** START **
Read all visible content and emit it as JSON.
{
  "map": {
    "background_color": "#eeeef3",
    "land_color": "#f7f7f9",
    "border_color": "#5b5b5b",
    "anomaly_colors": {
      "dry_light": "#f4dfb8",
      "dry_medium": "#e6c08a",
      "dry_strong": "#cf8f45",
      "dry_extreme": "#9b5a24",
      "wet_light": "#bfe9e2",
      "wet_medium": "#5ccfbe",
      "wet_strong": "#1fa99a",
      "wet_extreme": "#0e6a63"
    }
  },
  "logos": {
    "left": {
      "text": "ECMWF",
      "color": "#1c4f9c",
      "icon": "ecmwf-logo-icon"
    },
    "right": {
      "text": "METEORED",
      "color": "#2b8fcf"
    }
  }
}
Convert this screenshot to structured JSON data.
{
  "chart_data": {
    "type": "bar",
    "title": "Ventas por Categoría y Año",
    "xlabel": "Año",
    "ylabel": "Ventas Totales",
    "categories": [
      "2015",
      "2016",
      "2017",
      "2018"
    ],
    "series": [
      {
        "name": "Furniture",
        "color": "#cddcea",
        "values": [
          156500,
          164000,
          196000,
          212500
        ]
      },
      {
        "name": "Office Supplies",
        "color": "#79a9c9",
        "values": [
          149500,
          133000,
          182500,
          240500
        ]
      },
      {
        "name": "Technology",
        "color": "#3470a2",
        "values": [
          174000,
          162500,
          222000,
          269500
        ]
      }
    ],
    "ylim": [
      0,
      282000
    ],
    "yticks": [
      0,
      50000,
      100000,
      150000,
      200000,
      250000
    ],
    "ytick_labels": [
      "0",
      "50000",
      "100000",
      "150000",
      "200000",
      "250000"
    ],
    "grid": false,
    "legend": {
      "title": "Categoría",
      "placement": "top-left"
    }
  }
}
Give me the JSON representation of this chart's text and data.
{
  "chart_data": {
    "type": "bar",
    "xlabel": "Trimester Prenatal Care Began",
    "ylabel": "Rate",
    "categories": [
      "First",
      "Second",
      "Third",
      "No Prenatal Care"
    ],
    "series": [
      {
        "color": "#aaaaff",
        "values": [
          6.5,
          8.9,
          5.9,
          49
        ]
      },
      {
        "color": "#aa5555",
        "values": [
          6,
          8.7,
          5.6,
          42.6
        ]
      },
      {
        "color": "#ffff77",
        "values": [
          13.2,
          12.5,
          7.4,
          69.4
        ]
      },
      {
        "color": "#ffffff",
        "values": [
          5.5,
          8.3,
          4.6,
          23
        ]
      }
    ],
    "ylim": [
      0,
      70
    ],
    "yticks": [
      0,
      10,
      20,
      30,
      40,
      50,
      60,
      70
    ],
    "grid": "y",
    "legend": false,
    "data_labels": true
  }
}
** END **
*GIVEN INSTRUCTION:*
Tally every line of the listing that holds the string "Prenatal", then give the number by itself.

*WRITTEN RESPONSE:*
2